━━━ EXTRACTED INFORMATION

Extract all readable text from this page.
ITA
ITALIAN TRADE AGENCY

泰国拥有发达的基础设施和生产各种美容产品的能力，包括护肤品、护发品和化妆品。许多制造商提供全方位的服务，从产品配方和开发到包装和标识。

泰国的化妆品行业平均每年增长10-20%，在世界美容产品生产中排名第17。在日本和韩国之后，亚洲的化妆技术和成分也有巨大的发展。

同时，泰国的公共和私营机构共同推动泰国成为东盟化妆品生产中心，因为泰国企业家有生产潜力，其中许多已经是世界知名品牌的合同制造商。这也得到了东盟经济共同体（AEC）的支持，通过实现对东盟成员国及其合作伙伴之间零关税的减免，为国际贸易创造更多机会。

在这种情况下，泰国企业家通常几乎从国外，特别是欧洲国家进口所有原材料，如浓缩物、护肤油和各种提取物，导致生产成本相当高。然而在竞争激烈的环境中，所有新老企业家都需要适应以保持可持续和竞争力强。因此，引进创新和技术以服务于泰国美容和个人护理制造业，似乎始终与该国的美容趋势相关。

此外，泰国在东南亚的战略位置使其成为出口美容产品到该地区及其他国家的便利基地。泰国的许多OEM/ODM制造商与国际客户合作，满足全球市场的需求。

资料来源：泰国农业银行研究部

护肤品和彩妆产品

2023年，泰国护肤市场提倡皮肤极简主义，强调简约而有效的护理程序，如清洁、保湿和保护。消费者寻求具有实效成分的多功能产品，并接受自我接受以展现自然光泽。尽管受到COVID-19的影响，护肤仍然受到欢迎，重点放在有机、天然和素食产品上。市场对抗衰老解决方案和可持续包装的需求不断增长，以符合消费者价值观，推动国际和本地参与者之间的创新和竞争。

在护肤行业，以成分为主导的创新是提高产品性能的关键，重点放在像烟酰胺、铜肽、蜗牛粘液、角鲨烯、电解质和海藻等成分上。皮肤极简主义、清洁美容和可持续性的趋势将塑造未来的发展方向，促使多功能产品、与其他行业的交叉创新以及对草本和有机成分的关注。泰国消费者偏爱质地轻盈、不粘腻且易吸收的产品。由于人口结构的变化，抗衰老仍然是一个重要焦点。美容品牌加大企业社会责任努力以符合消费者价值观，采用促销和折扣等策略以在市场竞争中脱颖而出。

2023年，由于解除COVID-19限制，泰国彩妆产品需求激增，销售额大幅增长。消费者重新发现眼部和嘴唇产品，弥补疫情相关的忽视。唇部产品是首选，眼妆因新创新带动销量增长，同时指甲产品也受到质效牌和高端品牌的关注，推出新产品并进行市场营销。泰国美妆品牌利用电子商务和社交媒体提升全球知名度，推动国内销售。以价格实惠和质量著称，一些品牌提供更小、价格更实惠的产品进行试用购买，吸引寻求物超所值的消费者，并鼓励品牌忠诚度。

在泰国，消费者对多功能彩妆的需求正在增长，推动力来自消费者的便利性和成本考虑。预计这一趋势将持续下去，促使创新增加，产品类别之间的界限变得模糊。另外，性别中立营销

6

━━━━━━

— EXERCISE BRIEF —
Give the material above again, word for word.

— THE SOLUTION —
Extract all readable text from this page.
ITA
ITALIAN TRADE AGENCY

泰国拥有发达的基础设施和生产各种美容产品的能力，包括护肤品、护发品和化妆品。许多制造商提供全方位的服务，从产品配方和开发到包装和标识。

泰国的化妆品行业平均每年增长10-20%，在世界美容产品生产中排名第17。在日本和韩国之后，亚洲的化妆技术和成分也有巨大的发展。

同时，泰国的公共和私营机构共同推动泰国成为东盟化妆品生产中心，因为泰国企业家有生产潜力，其中许多已经是世界知名品牌的合同制造商。这也得到了东盟经济共同体（AEC）的支持，通过实现对东盟成员国及其合作伙伴之间零关税的减免，为国际贸易创造更多机会。

在这种情况下，泰国企业家通常几乎从国外，特别是欧洲国家进口所有原材料，如浓缩物、护肤油和各种提取物，导致生产成本相当高。然而在竞争激烈的环境中，所有新老企业家都需要适应以保持可持续和竞争力强。因此，引进创新和技术以服务于泰国美容和个人护理制造业，似乎始终与该国的美容趋势相关。

此外，泰国在东南亚的战略位置使其成为出口美容产品到该地区及其他国家的便利基地。泰国的许多OEM/ODM制造商与国际客户合作，满足全球市场的需求。

资料来源：泰国农业银行研究部

护肤品和彩妆产品

2023年，泰国护肤市场提倡皮肤极简主义，强调简约而有效的护理程序，如清洁、保湿和保护。消费者寻求具有实效成分的多功能产品，并接受自我接受以展现自然光泽。尽管受到COVID-19的影响，护肤仍然受到欢迎，重点放在有机、天然和素食产品上。市场对抗衰老解决方案和可持续包装的需求不断增长，以符合消费者价值观，推动国际和本地参与者之间的创新和竞争。

在护肤行业，以成分为主导的创新是提高产品性能的关键，重点放在像烟酰胺、铜肽、蜗牛粘液、角鲨烯、电解质和海藻等成分上。皮肤极简主义、清洁美容和可持续性的趋势将塑造未来的发展方向，促使多功能产品、与其他行业的交叉创新以及对草本和有机成分的关注。泰国消费者偏爱质地轻盈、不粘腻且易吸收的产品。由于人口结构的变化，抗衰老仍然是一个重要焦点。美容品牌加大企业社会责任努力以符合消费者价值观，采用促销和折扣等策略以在市场竞争中脱颖而出。

2023年，由于解除COVID-19限制，泰国彩妆产品需求激增，销售额大幅增长。消费者重新发现眼部和嘴唇产品，弥补疫情相关的忽视。唇部产品是首选，眼妆因新创新带动销量增长，同时指甲产品也受到质效牌和高端品牌的关注，推出新产品并进行市场营销。泰国美妆品牌利用电子商务和社交媒体提升全球知名度，推动国内销售。以价格实惠和质量著称，一些品牌提供更小、价格更实惠的产品进行试用购买，吸引寻求物超所值的消费者，并鼓励品牌忠诚度。

在泰国，消费者对多功能彩妆的需求正在增长，推动力来自消费者的便利性和成本考虑。预计这一趋势将持续下去，促使创新增加，产品类别之间的界限变得模糊。另外，性别中立营销

6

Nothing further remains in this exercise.